### [SHORT PROBLEM 1]
From the instructions for building the base, retype the passage starting at "The Base Provides" and ending at "are long enough.".
### [SHORT PROBLEM 2]
Answer these questions about the instructions for building the base:
(a) How much extra length was allowed on the front and two sides of the aprons?
(b) On which machine are the aprons cut to their final shape?
(c) What is used to re-secure the offcut onto the leg after the first taper cut?
### [SHORT PROBLEM 3]
In the instructions for building the base, rewrite the paragraph beginning "Determine the length of the aprons" as a short list that keeps its main facts.

### [SOURCE]
+++

The Base Provides a Secure Platform

• Machine four aprons (Y, Z) and four legs (X) to finished size. Don’t worry about apron length right now – just make sure they are long enough.

• Determine where dovetail grooves will be placed in the legs. The grooves should be as close to the outside of the leg as possible without weakening either side of the groove. Remove some of the material for the dovetail groove using the table saw. Notes: Removing all of that material while machining a dovetail groove will be dangerous.

• Set up the router table with an appropriate dovetail bit. It might have to be slightly smaller than the bit used for the case to ensure both sides of the groove in the leg have enough material to remain structurally strong.

• Determine the length of the aprons. When determining final length of the aprons keep in mind there will be a waist moulding that transitions the case from the base. I allowed ¾” extra on the front and two sides. You should know what profile you are going to use at this stage so you can allow for proper tolerances. Cut the aprons to length and machine dovetail tenons on both ends of the pieces.

• Cut the aprons to their final shape on the bandsaw.

• Draw the taper onto the four legs. Make the first cut on the band saw, and then use masking tape to re-secure the offcut onto the leg. Make the second cut on the line you have drawn.

• Plane and sand the legs to their final shape.

• Sand and assemble the eight parts that comprise the base. Ensure that the assembly is square.

+++

Lines of data:
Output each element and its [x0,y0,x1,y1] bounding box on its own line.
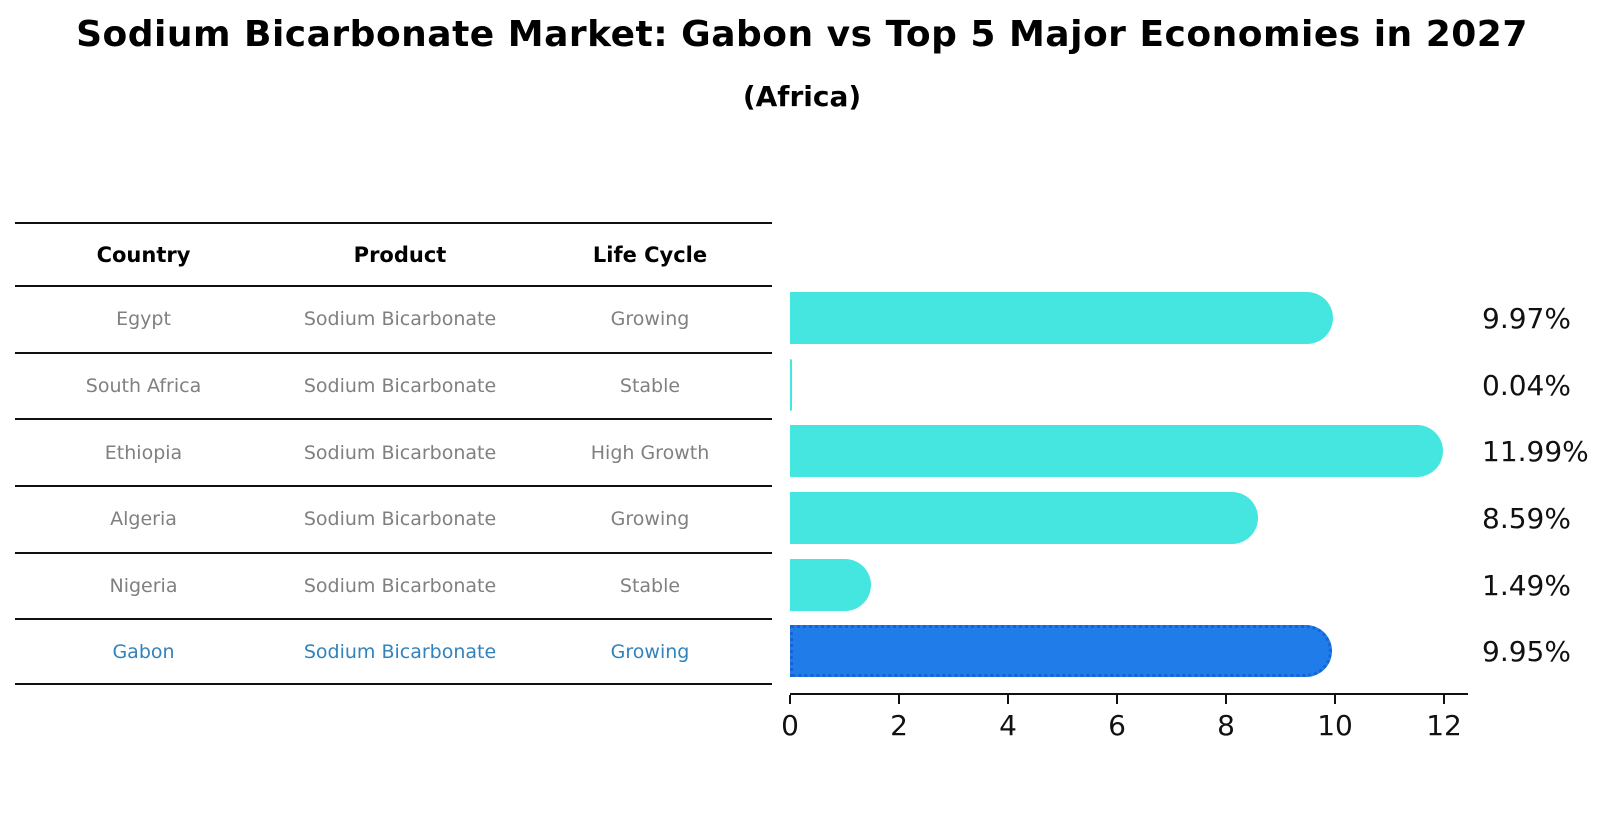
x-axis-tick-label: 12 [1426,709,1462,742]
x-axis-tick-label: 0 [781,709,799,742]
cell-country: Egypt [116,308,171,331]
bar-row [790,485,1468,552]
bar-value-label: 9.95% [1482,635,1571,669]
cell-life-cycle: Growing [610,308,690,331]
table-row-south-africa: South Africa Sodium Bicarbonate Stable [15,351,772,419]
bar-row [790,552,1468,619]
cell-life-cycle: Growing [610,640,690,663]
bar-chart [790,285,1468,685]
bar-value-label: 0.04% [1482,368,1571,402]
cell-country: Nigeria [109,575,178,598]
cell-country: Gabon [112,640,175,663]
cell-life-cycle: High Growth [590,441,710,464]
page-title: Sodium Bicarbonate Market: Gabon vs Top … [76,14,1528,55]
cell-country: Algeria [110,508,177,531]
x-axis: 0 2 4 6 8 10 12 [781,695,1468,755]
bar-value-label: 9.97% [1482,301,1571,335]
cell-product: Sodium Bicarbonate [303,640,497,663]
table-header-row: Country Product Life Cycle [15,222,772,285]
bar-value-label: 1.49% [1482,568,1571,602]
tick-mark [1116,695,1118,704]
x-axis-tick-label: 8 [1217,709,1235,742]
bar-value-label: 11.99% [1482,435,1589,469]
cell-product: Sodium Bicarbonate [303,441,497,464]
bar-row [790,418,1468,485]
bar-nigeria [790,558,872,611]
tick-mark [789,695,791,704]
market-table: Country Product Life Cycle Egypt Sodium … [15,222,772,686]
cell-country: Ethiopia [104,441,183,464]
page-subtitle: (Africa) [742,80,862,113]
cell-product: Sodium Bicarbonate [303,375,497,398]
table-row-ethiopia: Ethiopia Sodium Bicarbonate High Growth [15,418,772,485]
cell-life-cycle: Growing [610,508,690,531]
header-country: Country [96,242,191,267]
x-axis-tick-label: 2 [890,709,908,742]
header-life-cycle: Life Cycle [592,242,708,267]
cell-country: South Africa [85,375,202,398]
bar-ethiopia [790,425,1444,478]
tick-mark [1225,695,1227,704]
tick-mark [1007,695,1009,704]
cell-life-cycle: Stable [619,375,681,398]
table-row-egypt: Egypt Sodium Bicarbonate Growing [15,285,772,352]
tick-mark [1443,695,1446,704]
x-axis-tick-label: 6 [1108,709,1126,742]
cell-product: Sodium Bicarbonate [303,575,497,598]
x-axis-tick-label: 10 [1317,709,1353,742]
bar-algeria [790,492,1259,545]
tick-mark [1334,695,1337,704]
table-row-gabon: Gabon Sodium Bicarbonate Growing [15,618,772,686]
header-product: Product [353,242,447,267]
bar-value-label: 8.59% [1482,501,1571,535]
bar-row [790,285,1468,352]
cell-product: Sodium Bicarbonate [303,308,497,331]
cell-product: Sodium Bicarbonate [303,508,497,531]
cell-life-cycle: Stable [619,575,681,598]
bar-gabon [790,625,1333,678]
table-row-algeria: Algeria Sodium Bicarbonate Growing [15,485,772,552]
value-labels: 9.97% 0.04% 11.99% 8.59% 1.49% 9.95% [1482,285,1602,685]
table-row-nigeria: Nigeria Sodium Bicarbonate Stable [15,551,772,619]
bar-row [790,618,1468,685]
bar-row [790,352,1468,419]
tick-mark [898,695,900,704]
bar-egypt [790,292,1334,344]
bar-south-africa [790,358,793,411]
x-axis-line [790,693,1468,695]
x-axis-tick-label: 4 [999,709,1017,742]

+++

### [ANSWER 1]
The Base Provides a Secure Platform

• Machine four aprons (Y, Z) and four legs (X) to finished size. Don’t worry about apron length right now – just make sure they are long enough.

### [ANSWER 2]
(a) ¾”
(b) The bandsaw
(c) Masking tape

### [ANSWER 3]
- Determine the final length of the aprons, allowing for the waist moulding that transitions the case from the base.
- Allow ¾” extra on the front and two sides.
- Know the moulding profile at this stage so proper tolerances can be allowed.
- Cut the aprons to length.
- Machine dovetail tenons on both ends.